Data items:
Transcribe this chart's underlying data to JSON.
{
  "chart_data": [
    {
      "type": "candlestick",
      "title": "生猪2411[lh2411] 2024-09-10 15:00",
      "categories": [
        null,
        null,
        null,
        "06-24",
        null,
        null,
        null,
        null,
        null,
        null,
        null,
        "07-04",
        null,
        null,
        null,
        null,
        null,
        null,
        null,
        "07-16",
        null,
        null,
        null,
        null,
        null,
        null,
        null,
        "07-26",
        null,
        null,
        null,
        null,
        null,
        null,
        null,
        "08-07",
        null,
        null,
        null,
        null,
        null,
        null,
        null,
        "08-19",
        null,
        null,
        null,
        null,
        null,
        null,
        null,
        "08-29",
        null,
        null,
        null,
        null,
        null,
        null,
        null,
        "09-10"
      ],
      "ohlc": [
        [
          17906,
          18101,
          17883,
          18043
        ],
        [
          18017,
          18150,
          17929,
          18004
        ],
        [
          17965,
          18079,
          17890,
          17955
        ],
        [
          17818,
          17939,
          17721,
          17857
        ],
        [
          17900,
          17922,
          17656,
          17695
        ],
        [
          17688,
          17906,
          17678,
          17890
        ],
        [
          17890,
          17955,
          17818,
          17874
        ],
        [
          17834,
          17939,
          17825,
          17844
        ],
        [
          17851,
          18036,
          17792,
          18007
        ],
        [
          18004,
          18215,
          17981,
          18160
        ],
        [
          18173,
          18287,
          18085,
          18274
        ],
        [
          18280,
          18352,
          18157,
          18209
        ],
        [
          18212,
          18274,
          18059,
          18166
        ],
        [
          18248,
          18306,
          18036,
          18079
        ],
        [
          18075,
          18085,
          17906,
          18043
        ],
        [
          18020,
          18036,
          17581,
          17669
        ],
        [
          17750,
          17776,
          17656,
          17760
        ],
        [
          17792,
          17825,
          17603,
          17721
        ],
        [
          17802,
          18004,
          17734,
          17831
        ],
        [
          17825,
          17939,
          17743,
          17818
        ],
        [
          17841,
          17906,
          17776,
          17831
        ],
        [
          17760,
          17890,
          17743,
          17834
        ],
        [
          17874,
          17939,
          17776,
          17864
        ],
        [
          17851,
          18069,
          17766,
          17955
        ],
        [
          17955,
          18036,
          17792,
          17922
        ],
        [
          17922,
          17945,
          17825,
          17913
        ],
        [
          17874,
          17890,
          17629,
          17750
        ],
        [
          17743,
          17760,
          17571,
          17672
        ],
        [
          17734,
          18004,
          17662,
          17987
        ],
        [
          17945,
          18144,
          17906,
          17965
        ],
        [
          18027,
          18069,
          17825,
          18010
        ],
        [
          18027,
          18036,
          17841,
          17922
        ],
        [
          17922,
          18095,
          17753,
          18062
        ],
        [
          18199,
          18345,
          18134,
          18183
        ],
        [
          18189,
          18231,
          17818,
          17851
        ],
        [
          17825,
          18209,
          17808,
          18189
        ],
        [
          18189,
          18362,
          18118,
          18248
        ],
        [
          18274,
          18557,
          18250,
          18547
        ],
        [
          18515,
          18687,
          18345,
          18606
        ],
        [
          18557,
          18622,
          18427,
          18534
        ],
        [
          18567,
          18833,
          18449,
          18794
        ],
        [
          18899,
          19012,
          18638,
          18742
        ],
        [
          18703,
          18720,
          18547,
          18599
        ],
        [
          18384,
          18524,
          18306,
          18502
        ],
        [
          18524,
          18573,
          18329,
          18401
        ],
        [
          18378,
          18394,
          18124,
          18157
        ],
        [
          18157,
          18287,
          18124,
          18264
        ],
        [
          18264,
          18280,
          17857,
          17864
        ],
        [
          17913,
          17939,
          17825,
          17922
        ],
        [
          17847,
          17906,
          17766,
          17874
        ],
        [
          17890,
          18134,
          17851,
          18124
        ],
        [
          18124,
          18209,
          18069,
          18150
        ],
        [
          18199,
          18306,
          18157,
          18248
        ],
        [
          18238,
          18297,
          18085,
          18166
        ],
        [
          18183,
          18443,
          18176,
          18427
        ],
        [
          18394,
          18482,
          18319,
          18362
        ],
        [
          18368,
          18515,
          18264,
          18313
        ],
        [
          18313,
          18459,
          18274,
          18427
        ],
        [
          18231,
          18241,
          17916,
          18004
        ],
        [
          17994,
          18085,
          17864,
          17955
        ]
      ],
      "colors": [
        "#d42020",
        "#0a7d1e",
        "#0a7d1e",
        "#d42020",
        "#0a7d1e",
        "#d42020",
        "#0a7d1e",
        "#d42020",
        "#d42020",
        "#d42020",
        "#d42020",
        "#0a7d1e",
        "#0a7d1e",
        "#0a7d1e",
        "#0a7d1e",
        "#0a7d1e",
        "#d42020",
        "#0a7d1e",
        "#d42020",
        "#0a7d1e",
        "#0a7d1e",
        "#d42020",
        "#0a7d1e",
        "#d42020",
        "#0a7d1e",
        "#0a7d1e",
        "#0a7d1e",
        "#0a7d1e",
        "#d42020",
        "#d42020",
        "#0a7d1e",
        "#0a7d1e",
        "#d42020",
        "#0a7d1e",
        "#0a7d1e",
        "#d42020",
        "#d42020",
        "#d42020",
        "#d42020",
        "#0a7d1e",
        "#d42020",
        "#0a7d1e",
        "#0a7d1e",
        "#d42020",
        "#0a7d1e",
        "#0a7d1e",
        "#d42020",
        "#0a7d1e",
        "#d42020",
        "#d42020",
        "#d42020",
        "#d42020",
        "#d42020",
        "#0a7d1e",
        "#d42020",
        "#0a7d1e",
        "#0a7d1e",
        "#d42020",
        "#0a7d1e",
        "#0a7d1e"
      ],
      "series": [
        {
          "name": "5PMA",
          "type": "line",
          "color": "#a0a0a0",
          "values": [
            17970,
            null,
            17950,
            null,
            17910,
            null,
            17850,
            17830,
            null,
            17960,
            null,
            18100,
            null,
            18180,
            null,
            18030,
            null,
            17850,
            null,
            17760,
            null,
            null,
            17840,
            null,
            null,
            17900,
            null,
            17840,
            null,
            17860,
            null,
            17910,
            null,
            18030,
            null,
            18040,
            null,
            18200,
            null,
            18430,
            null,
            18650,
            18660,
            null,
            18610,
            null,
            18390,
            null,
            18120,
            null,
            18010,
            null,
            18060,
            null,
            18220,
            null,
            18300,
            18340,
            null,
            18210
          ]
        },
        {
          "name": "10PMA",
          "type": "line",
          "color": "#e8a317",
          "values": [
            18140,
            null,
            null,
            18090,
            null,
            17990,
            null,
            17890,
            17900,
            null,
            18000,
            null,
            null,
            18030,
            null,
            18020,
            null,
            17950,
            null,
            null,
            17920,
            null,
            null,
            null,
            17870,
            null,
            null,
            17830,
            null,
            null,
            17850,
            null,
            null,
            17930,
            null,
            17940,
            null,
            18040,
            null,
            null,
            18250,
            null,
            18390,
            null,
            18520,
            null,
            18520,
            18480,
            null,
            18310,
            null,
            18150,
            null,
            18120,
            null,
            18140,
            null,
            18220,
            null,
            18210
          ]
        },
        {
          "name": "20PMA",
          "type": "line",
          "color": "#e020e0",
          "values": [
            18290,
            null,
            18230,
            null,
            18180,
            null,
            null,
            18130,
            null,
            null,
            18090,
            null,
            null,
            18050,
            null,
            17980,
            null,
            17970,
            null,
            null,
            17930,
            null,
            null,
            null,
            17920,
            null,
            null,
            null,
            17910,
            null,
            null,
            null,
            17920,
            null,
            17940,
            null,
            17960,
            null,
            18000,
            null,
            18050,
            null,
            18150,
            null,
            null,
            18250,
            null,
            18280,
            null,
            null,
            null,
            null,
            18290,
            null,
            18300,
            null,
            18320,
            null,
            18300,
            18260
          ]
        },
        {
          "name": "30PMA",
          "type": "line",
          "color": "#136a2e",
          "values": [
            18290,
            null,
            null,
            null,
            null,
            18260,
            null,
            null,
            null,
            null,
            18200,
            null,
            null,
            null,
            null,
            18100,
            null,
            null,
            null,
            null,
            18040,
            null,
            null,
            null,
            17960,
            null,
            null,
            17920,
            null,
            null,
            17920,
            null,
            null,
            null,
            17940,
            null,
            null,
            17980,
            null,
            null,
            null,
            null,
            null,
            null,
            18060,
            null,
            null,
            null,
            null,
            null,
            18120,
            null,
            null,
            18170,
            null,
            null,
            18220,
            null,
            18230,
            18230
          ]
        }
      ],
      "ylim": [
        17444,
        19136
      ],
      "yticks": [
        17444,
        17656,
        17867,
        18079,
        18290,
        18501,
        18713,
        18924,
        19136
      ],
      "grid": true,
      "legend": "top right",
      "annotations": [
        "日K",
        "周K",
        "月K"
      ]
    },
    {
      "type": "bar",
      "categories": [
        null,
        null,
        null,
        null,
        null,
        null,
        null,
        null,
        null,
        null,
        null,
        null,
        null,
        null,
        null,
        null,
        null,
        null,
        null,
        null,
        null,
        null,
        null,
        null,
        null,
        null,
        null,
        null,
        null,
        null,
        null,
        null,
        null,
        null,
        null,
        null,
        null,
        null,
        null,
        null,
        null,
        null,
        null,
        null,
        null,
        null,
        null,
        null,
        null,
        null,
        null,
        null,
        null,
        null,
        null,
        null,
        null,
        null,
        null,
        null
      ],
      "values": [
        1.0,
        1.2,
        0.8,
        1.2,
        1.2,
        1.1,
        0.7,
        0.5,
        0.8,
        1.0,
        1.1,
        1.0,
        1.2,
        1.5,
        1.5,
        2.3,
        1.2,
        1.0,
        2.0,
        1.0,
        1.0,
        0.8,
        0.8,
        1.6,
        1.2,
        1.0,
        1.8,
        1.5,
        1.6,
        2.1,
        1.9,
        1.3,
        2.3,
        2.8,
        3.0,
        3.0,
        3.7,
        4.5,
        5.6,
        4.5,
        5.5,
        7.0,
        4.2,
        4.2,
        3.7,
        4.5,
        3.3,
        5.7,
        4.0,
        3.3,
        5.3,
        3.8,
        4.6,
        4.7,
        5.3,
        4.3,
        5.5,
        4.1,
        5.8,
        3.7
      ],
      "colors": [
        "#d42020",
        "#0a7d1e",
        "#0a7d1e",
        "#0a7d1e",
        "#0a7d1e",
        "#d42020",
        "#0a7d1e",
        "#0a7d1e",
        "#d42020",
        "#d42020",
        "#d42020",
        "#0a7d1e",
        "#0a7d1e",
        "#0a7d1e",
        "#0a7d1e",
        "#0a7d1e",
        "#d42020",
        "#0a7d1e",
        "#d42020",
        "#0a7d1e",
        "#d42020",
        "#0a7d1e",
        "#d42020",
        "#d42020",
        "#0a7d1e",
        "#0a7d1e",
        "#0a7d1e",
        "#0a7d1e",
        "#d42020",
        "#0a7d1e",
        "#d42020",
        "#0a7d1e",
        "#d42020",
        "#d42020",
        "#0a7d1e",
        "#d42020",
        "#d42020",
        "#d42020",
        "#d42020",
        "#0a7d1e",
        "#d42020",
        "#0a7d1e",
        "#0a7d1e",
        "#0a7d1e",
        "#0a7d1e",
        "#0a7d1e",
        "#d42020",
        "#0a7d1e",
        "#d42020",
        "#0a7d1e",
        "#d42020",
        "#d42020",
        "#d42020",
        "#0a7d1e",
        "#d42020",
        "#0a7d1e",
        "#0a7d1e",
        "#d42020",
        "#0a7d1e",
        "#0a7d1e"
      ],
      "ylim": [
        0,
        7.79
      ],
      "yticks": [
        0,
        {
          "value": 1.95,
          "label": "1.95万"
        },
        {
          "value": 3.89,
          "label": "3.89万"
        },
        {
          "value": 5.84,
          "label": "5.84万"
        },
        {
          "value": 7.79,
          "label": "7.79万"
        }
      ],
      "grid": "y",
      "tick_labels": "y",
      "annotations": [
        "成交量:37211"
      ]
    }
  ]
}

* **OBJECTIVE**: Which lines of the data include "name"? Copy each of them.

* **RESPONSE**:
          "name": "5PMA",
          "name": "10PMA",
          "name": "20PMA",
          "name": "30PMA",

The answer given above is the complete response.